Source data

● ● ● ●

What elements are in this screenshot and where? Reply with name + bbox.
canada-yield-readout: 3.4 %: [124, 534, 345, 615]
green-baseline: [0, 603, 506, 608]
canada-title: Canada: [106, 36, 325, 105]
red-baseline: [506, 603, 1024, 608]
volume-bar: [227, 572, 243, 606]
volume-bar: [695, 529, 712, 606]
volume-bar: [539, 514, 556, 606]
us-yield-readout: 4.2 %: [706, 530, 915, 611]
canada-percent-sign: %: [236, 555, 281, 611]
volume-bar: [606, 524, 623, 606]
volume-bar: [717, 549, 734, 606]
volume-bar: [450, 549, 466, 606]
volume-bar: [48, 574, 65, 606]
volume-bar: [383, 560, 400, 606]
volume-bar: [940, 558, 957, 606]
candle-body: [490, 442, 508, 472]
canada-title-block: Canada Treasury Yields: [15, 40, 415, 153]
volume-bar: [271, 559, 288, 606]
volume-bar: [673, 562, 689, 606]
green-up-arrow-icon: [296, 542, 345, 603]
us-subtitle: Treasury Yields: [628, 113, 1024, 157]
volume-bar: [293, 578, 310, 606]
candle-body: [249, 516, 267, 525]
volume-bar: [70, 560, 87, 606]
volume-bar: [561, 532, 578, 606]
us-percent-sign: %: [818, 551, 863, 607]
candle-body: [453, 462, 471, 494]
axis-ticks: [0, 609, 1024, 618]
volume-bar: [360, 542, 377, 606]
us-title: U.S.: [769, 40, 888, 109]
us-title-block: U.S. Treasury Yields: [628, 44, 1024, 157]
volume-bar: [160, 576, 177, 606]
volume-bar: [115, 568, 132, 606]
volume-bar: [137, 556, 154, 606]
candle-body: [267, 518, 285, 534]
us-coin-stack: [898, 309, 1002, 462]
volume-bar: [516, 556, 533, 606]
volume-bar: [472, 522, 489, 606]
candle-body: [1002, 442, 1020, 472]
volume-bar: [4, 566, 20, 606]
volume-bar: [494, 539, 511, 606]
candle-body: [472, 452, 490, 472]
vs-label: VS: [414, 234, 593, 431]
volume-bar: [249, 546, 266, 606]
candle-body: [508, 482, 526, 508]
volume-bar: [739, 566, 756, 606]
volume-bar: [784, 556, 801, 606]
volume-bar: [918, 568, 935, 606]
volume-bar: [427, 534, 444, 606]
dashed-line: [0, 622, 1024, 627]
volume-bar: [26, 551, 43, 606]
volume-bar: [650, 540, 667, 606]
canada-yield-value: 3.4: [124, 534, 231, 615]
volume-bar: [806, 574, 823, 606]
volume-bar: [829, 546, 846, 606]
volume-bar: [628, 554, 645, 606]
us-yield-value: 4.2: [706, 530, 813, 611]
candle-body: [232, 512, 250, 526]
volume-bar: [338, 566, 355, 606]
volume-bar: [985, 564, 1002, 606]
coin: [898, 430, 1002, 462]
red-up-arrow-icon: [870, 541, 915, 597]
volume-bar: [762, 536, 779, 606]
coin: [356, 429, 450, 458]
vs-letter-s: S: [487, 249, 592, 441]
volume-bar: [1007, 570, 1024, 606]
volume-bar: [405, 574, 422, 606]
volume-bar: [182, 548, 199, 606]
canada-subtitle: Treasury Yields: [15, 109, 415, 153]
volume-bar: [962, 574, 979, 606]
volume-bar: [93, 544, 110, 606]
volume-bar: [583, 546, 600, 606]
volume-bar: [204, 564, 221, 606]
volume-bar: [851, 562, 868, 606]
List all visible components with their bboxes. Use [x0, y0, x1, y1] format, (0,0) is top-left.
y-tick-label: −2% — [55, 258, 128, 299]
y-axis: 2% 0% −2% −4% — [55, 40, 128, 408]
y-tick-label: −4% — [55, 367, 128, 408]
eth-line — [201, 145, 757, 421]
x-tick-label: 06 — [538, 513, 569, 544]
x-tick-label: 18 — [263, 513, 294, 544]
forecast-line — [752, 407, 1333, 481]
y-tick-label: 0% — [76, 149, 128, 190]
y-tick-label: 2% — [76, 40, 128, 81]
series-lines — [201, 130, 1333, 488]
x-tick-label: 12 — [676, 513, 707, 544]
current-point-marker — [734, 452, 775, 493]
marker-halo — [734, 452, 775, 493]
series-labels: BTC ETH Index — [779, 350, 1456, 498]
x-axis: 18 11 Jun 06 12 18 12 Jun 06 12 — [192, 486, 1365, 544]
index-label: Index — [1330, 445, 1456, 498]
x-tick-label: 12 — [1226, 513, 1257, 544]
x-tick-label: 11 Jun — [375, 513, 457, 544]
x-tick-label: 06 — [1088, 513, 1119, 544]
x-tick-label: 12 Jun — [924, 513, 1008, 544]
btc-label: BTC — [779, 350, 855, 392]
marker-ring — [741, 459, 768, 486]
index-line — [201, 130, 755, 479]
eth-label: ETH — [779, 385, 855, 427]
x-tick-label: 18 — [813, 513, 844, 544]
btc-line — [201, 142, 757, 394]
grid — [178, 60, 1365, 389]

● ● ● ●

*WRITTEN EXERCISE:*
Can you extract every row above and reproduce each line character for character, in the same order?

*SOLUTION TO THIS EXERCISE:*
What elements are in this screenshot and where? Reply with name + bbox.
canada-yield-readout: 3.4 %: [124, 534, 345, 615]
green-baseline: [0, 603, 506, 608]
canada-title: Canada: [106, 36, 325, 105]
red-baseline: [506, 603, 1024, 608]
volume-bar: [227, 572, 243, 606]
volume-bar: [695, 529, 712, 606]
volume-bar: [539, 514, 556, 606]
us-yield-readout: 4.2 %: [706, 530, 915, 611]
canada-percent-sign: %: [236, 555, 281, 611]
volume-bar: [606, 524, 623, 606]
volume-bar: [717, 549, 734, 606]
volume-bar: [450, 549, 466, 606]
volume-bar: [48, 574, 65, 606]
volume-bar: [383, 560, 400, 606]
volume-bar: [940, 558, 957, 606]
candle-body: [490, 442, 508, 472]
canada-title-block: Canada Treasury Yields: [15, 40, 415, 153]
volume-bar: [271, 559, 288, 606]
volume-bar: [673, 562, 689, 606]
green-up-arrow-icon: [296, 542, 345, 603]
us-subtitle: Treasury Yields: [628, 113, 1024, 157]
volume-bar: [293, 578, 310, 606]
candle-body: [249, 516, 267, 525]
volume-bar: [70, 560, 87, 606]
volume-bar: [561, 532, 578, 606]
us-percent-sign: %: [818, 551, 863, 607]
candle-body: [453, 462, 471, 494]
axis-ticks: [0, 609, 1024, 618]
volume-bar: [360, 542, 377, 606]
us-title: U.S.: [769, 40, 888, 109]
us-title-block: U.S. Treasury Yields: [628, 44, 1024, 157]
volume-bar: [160, 576, 177, 606]
volume-bar: [115, 568, 132, 606]
volume-bar: [137, 556, 154, 606]
candle-body: [267, 518, 285, 534]
us-coin-stack: [898, 309, 1002, 462]
volume-bar: [516, 556, 533, 606]
volume-bar: [472, 522, 489, 606]
candle-body: [1002, 442, 1020, 472]
volume-bar: [4, 566, 20, 606]
volume-bar: [494, 539, 511, 606]
candle-body: [472, 452, 490, 472]
vs-label: VS: [414, 234, 593, 431]
volume-bar: [249, 546, 266, 606]
candle-body: [508, 482, 526, 508]
volume-bar: [739, 566, 756, 606]
volume-bar: [784, 556, 801, 606]
volume-bar: [918, 568, 935, 606]
volume-bar: [427, 534, 444, 606]
dashed-line: [0, 622, 1024, 627]
volume-bar: [26, 551, 43, 606]
volume-bar: [650, 540, 667, 606]
canada-yield-value: 3.4: [124, 534, 231, 615]
volume-bar: [806, 574, 823, 606]
volume-bar: [829, 546, 846, 606]
volume-bar: [628, 554, 645, 606]
us-yield-value: 4.2: [706, 530, 813, 611]
candle-body: [232, 512, 250, 526]
volume-bar: [338, 566, 355, 606]
volume-bar: [985, 564, 1002, 606]
coin: [898, 430, 1002, 462]
red-up-arrow-icon: [870, 541, 915, 597]
volume-bar: [762, 536, 779, 606]
coin: [356, 429, 450, 458]
vs-letter-s: S: [487, 249, 592, 441]
volume-bar: [1007, 570, 1024, 606]
volume-bar: [405, 574, 422, 606]
volume-bar: [182, 548, 199, 606]
canada-subtitle: Treasury Yields: [15, 109, 415, 153]
volume-bar: [962, 574, 979, 606]
volume-bar: [93, 544, 110, 606]
volume-bar: [583, 546, 600, 606]
volume-bar: [204, 564, 221, 606]
volume-bar: [851, 562, 868, 606]
List all visible components with their bboxes. Use [x0, y0, x1, y1] format, (0,0) is top-left.
y-tick-label: −2% — [55, 258, 128, 299]
y-axis: 2% 0% −2% −4% — [55, 40, 128, 408]
y-tick-label: −4% — [55, 367, 128, 408]
eth-line — [201, 145, 757, 421]
x-tick-label: 06 — [538, 513, 569, 544]
x-tick-label: 18 — [263, 513, 294, 544]
forecast-line — [752, 407, 1333, 481]
y-tick-label: 0% — [76, 149, 128, 190]
y-tick-label: 2% — [76, 40, 128, 81]
series-lines — [201, 130, 1333, 488]
x-tick-label: 12 — [676, 513, 707, 544]
current-point-marker — [734, 452, 775, 493]
marker-halo — [734, 452, 775, 493]
series-labels: BTC ETH Index — [779, 350, 1456, 498]
x-axis: 18 11 Jun 06 12 18 12 Jun 06 12 — [192, 486, 1365, 544]
index-label: Index — [1330, 445, 1456, 498]
x-tick-label: 12 — [1226, 513, 1257, 544]
x-tick-label: 11 Jun — [375, 513, 457, 544]
x-tick-label: 06 — [1088, 513, 1119, 544]
x-tick-label: 12 Jun — [924, 513, 1008, 544]
btc-label: BTC — [779, 350, 855, 392]
marker-ring — [741, 459, 768, 486]
index-line — [201, 130, 755, 479]
eth-label: ETH — [779, 385, 855, 427]
x-tick-label: 18 — [813, 513, 844, 544]
btc-line — [201, 142, 757, 394]
grid — [178, 60, 1365, 389]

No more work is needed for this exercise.